=== DOCUMENT EXTRACT ===

Sunday, January 5, 2014

Downtown

Secrets live in the basements and attics of old brick buildings in downtown Chico and Oroville, sealed off and abandoned in dark dusty rooms, untouched and unseen for decades. Jim the Inspector is one man who knows a few of those secrets. Jim is hired by buyers of buildings to check for problems with wires, pipes, wood, concrete; all things structural. He has a reputation for thoroughness. Jim told me, “If we can get there, we go. Where people don’t ever go is often where we find the big stuff.”

Jim shared with me the story of one of his inspections of an old downtown building. He asked the owner where he could find access to the basement. “We don’t have a basement,” said the owner. Jim knew better. He was sure the whole block stood over a basement area. He went below adjoining buildings and found old openings into the basement in question, sealed shut with brick and concrete.

===

In the post about downtown basements, who hires Jim the Inspector?

=== EXTRACTED ENTRIES ===

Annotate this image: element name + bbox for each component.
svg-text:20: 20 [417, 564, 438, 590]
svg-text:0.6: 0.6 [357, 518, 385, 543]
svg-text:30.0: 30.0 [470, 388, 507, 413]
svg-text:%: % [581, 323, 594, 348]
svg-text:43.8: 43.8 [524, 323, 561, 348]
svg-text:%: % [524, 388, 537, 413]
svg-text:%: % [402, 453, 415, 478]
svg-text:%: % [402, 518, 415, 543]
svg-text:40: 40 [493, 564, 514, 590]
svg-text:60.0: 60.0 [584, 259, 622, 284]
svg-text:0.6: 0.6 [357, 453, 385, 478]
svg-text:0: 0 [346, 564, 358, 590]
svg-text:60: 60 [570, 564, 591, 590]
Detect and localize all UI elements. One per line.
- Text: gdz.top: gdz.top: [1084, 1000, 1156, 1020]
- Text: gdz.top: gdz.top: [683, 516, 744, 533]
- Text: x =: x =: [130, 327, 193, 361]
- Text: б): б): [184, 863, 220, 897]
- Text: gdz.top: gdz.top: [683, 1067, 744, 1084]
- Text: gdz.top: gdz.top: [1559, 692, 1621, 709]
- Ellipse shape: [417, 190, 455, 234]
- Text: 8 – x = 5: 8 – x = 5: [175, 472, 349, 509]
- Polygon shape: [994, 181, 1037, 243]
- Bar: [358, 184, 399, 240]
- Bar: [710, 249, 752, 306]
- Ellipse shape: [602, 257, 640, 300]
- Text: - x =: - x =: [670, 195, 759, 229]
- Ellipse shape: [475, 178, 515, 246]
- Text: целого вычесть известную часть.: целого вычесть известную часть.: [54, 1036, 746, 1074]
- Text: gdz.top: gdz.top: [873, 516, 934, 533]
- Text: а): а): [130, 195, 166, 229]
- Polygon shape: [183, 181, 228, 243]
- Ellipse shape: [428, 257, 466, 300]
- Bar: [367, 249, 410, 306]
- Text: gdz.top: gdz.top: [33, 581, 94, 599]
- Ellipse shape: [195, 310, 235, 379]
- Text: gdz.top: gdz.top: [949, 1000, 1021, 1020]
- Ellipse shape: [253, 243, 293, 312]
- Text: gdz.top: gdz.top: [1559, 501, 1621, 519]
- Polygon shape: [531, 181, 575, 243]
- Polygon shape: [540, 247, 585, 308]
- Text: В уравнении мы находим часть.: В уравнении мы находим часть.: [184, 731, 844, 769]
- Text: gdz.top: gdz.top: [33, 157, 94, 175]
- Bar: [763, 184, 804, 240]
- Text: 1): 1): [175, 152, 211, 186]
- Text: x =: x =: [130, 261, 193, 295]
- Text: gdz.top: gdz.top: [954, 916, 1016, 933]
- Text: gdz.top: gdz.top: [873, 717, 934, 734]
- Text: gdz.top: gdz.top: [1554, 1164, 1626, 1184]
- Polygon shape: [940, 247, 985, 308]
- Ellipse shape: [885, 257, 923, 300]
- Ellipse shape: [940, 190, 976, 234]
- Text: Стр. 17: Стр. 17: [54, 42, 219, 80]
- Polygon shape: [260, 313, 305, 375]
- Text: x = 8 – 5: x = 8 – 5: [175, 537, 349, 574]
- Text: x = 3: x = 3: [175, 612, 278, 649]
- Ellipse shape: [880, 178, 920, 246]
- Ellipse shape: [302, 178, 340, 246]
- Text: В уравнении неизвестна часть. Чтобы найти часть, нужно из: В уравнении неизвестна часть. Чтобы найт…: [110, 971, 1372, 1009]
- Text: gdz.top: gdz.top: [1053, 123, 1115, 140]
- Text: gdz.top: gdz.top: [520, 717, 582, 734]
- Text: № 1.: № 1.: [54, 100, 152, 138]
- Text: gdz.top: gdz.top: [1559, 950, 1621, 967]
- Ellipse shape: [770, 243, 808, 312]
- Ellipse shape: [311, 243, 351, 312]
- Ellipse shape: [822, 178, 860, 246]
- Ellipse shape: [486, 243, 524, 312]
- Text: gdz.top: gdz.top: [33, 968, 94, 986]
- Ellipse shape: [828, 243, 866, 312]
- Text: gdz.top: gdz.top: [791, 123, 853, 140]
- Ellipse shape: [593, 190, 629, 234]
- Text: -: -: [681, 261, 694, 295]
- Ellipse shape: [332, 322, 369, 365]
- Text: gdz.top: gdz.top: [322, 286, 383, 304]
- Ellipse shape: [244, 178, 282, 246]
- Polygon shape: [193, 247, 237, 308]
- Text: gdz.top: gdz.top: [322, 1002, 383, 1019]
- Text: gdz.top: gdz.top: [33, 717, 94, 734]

===

TASK RESPONSE
Buyers of buildings hire him.